RECORDS SUPPLIED:
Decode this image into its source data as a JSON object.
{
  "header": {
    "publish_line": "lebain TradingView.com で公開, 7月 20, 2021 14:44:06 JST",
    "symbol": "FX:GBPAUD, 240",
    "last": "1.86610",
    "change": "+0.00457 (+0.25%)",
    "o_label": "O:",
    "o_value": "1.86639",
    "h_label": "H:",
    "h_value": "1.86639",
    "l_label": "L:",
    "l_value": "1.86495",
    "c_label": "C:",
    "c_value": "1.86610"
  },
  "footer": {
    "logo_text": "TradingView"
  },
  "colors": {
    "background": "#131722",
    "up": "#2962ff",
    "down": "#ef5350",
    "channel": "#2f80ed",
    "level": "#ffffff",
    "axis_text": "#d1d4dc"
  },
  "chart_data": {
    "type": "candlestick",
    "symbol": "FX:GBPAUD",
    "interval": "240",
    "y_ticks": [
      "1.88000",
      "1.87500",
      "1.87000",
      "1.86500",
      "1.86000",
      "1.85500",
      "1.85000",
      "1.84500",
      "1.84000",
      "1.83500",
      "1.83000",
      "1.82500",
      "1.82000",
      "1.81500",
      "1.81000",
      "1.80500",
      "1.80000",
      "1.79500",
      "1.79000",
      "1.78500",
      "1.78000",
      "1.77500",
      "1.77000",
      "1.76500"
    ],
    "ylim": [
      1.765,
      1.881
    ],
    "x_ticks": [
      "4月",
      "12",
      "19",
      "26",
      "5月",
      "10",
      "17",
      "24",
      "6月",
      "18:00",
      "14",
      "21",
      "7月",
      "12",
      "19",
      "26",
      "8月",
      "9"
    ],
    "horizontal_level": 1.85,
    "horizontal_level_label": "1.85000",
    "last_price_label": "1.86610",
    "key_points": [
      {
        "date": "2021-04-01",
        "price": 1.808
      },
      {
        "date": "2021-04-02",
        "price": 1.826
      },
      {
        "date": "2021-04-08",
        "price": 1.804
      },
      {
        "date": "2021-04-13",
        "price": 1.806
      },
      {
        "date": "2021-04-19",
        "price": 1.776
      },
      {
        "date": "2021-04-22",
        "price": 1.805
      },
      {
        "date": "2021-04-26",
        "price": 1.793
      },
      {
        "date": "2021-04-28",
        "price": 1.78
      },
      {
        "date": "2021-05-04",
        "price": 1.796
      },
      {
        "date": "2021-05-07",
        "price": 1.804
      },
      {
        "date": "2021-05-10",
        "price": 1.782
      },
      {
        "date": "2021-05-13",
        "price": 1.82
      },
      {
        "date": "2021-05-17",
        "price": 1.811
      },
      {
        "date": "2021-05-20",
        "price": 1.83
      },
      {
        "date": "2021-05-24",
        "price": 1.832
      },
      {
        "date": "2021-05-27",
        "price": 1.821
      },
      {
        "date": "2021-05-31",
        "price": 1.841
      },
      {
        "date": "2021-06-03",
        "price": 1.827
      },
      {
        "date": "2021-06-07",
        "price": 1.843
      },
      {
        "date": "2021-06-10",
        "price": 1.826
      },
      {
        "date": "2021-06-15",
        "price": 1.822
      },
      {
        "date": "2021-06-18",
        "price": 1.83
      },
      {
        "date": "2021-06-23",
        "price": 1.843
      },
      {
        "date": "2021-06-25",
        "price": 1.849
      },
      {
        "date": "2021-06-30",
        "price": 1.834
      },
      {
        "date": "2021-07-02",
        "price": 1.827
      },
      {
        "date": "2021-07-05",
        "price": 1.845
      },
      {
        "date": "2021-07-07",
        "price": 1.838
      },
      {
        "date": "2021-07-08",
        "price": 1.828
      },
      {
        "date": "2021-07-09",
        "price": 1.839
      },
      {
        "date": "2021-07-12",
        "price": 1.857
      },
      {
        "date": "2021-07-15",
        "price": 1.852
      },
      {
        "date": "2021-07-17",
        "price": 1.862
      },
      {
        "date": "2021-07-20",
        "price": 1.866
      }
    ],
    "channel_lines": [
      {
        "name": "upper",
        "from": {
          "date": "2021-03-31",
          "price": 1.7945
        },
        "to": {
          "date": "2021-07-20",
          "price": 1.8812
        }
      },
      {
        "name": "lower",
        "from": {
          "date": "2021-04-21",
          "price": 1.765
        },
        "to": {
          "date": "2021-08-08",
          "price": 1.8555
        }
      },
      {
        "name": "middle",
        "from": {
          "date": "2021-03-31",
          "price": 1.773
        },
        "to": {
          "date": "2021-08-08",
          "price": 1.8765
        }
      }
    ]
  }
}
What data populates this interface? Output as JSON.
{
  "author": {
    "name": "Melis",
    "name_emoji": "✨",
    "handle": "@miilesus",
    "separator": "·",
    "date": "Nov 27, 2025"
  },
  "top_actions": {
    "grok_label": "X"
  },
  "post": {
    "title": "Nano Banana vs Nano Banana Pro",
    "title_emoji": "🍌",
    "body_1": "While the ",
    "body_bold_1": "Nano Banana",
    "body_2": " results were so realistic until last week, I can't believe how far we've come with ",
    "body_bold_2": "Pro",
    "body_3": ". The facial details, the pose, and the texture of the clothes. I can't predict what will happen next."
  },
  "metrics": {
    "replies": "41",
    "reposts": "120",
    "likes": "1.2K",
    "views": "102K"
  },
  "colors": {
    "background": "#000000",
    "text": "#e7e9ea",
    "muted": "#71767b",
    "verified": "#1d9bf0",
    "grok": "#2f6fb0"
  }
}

OBJECTIVE: From the records above, extract every entry exactly as given.

REPLY:
Decode this image into its source data as a JSON object.
{
  "header": {
    "publish_line": "lebain TradingView.com で公開, 7月 20, 2021 14:44:06 JST",
    "symbol": "FX:GBPAUD, 240",
    "last": "1.86610",
    "change": "+0.00457 (+0.25%)",
    "o_label": "O:",
    "o_value": "1.86639",
    "h_label": "H:",
    "h_value": "1.86639",
    "l_label": "L:",
    "l_value": "1.86495",
    "c_label": "C:",
    "c_value": "1.86610"
  },
  "footer": {
    "logo_text": "TradingView"
  },
  "colors": {
    "background": "#131722",
    "up": "#2962ff",
    "down": "#ef5350",
    "channel": "#2f80ed",
    "level": "#ffffff",
    "axis_text": "#d1d4dc"
  },
  "chart_data": {
    "type": "candlestick",
    "symbol": "FX:GBPAUD",
    "interval": "240",
    "y_ticks": [
      "1.88000",
      "1.87500",
      "1.87000",
      "1.86500",
      "1.86000",
      "1.85500",
      "1.85000",
      "1.84500",
      "1.84000",
      "1.83500",
      "1.83000",
      "1.82500",
      "1.82000",
      "1.81500",
      "1.81000",
      "1.80500",
      "1.80000",
      "1.79500",
      "1.79000",
      "1.78500",
      "1.78000",
      "1.77500",
      "1.77000",
      "1.76500"
    ],
    "ylim": [
      1.765,
      1.881
    ],
    "x_ticks": [
      "4月",
      "12",
      "19",
      "26",
      "5月",
      "10",
      "17",
      "24",
      "6月",
      "18:00",
      "14",
      "21",
      "7月",
      "12",
      "19",
      "26",
      "8月",
      "9"
    ],
    "horizontal_level": 1.85,
    "horizontal_level_label": "1.85000",
    "last_price_label": "1.86610",
    "key_points": [
      {
        "date": "2021-04-01",
        "price": 1.808
      },
      {
        "date": "2021-04-02",
        "price": 1.826
      },
      {
        "date": "2021-04-08",
        "price": 1.804
      },
      {
        "date": "2021-04-13",
        "price": 1.806
      },
      {
        "date": "2021-04-19",
        "price": 1.776
      },
      {
        "date": "2021-04-22",
        "price": 1.805
      },
      {
        "date": "2021-04-26",
        "price": 1.793
      },
      {
        "date": "2021-04-28",
        "price": 1.78
      },
      {
        "date": "2021-05-04",
        "price": 1.796
      },
      {
        "date": "2021-05-07",
        "price": 1.804
      },
      {
        "date": "2021-05-10",
        "price": 1.782
      },
      {
        "date": "2021-05-13",
        "price": 1.82
      },
      {
        "date": "2021-05-17",
        "price": 1.811
      },
      {
        "date": "2021-05-20",
        "price": 1.83
      },
      {
        "date": "2021-05-24",
        "price": 1.832
      },
      {
        "date": "2021-05-27",
        "price": 1.821
      },
      {
        "date": "2021-05-31",
        "price": 1.841
      },
      {
        "date": "2021-06-03",
        "price": 1.827
      },
      {
        "date": "2021-06-07",
        "price": 1.843
      },
      {
        "date": "2021-06-10",
        "price": 1.826
      },
      {
        "date": "2021-06-15",
        "price": 1.822
      },
      {
        "date": "2021-06-18",
        "price": 1.83
      },
      {
        "date": "2021-06-23",
        "price": 1.843
      },
      {
        "date": "2021-06-25",
        "price": 1.849
      },
      {
        "date": "2021-06-30",
        "price": 1.834
      },
      {
        "date": "2021-07-02",
        "price": 1.827
      },
      {
        "date": "2021-07-05",
        "price": 1.845
      },
      {
        "date": "2021-07-07",
        "price": 1.838
      },
      {
        "date": "2021-07-08",
        "price": 1.828
      },
      {
        "date": "2021-07-09",
        "price": 1.839
      },
      {
        "date": "2021-07-12",
        "price": 1.857
      },
      {
        "date": "2021-07-15",
        "price": 1.852
      },
      {
        "date": "2021-07-17",
        "price": 1.862
      },
      {
        "date": "2021-07-20",
        "price": 1.866
      }
    ],
    "channel_lines": [
      {
        "name": "upper",
        "from": {
          "date": "2021-03-31",
          "price": 1.7945
        },
        "to": {
          "date": "2021-07-20",
          "price": 1.8812
        }
      },
      {
        "name": "lower",
        "from": {
          "date": "2021-04-21",
          "price": 1.765
        },
        "to": {
          "date": "2021-08-08",
          "price": 1.8555
        }
      },
      {
        "name": "middle",
        "from": {
          "date": "2021-03-31",
          "price": 1.773
        },
        "to": {
          "date": "2021-08-08",
          "price": 1.8765
        }
      }
    ]
  }
}
What data populates this interface? Output as JSON.
{
  "author": {
    "name": "Melis",
    "name_emoji": "✨",
    "handle": "@miilesus",
    "separator": "·",
    "date": "Nov 27, 2025"
  },
  "top_actions": {
    "grok_label": "X"
  },
  "post": {
    "title": "Nano Banana vs Nano Banana Pro",
    "title_emoji": "🍌",
    "body_1": "While the ",
    "body_bold_1": "Nano Banana",
    "body_2": " results were so realistic until last week, I can't believe how far we've come with ",
    "body_bold_2": "Pro",
    "body_3": ". The facial details, the pose, and the texture of the clothes. I can't predict what will happen next."
  },
  "metrics": {
    "replies": "41",
    "reposts": "120",
    "likes": "1.2K",
    "views": "102K"
  },
  "colors": {
    "background": "#000000",
    "text": "#e7e9ea",
    "muted": "#71767b",
    "verified": "#1d9bf0",
    "grok": "#2f6fb0"
  }
}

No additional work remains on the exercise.